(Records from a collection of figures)
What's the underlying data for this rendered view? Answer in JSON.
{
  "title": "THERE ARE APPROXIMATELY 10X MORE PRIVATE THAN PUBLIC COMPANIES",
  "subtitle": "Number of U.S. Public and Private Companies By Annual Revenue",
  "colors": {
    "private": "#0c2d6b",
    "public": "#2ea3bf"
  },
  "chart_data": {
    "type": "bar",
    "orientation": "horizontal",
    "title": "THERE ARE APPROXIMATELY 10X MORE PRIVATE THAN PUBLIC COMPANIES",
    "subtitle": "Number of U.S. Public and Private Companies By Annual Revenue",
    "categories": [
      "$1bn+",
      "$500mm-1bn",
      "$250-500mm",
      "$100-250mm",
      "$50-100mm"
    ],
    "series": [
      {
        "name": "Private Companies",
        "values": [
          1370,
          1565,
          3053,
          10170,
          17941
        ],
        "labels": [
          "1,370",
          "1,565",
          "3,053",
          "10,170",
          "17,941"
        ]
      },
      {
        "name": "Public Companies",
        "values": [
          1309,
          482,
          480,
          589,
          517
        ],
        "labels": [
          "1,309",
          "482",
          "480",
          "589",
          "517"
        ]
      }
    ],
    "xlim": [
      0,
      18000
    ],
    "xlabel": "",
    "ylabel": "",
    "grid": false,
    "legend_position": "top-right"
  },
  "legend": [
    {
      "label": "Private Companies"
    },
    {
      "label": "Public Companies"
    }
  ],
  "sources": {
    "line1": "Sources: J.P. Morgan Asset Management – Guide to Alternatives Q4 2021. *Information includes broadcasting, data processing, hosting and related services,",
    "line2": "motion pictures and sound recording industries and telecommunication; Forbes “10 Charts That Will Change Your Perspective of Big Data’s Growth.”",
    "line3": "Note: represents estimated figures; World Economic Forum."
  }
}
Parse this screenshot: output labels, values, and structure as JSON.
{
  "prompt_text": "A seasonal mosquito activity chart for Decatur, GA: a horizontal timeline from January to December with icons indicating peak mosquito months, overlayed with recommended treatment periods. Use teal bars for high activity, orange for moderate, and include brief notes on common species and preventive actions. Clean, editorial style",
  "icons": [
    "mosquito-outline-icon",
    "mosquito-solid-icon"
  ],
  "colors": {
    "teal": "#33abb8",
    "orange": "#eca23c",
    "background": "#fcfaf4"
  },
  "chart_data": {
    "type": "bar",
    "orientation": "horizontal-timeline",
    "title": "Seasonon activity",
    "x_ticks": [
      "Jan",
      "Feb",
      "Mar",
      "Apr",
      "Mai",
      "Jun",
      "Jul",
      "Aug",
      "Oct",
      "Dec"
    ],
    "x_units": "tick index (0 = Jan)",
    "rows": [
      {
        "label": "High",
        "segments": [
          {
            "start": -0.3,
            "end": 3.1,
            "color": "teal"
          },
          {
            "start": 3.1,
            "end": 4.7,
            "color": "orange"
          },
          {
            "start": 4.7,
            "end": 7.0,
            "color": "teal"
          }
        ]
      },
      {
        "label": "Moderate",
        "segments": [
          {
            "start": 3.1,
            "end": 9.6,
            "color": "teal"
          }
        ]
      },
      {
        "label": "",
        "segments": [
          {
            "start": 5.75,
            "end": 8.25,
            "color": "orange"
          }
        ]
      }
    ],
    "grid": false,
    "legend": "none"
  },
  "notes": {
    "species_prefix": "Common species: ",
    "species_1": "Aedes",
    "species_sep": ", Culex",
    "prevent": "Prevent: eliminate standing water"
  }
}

Exercise aim: Copy each line exactly, from the line containing "Parse this screenshot: output" down to the last line of the material, and no other lines.

Solution for this exercise:
Parse this screenshot: output labels, values, and structure as JSON.
{
  "prompt_text": "A seasonal mosquito activity chart for Decatur, GA: a horizontal timeline from January to December with icons indicating peak mosquito months, overlayed with recommended treatment periods. Use teal bars for high activity, orange for moderate, and include brief notes on common species and preventive actions. Clean, editorial style",
  "icons": [
    "mosquito-outline-icon",
    "mosquito-solid-icon"
  ],
  "colors": {
    "teal": "#33abb8",
    "orange": "#eca23c",
    "background": "#fcfaf4"
  },
  "chart_data": {
    "type": "bar",
    "orientation": "horizontal-timeline",
    "title": "Seasonon activity",
    "x_ticks": [
      "Jan",
      "Feb",
      "Mar",
      "Apr",
      "Mai",
      "Jun",
      "Jul",
      "Aug",
      "Oct",
      "Dec"
    ],
    "x_units": "tick index (0 = Jan)",
    "rows": [
      {
        "label": "High",
        "segments": [
          {
            "start": -0.3,
            "end": 3.1,
            "color": "teal"
          },
          {
            "start": 3.1,
            "end": 4.7,
            "color": "orange"
          },
          {
            "start": 4.7,
            "end": 7.0,
            "color": "teal"
          }
        ]
      },
      {
        "label": "Moderate",
        "segments": [
          {
            "start": 3.1,
            "end": 9.6,
            "color": "teal"
          }
        ]
      },
      {
        "label": "",
        "segments": [
          {
            "start": 5.75,
            "end": 8.25,
            "color": "orange"
          }
        ]
      }
    ],
    "grid": false,
    "legend": "none"
  },
  "notes": {
    "species_prefix": "Common species: ",
    "species_1": "Aedes",
    "species_sep": ", Culex",
    "prevent": "Prevent: eliminate standing water"
  }
}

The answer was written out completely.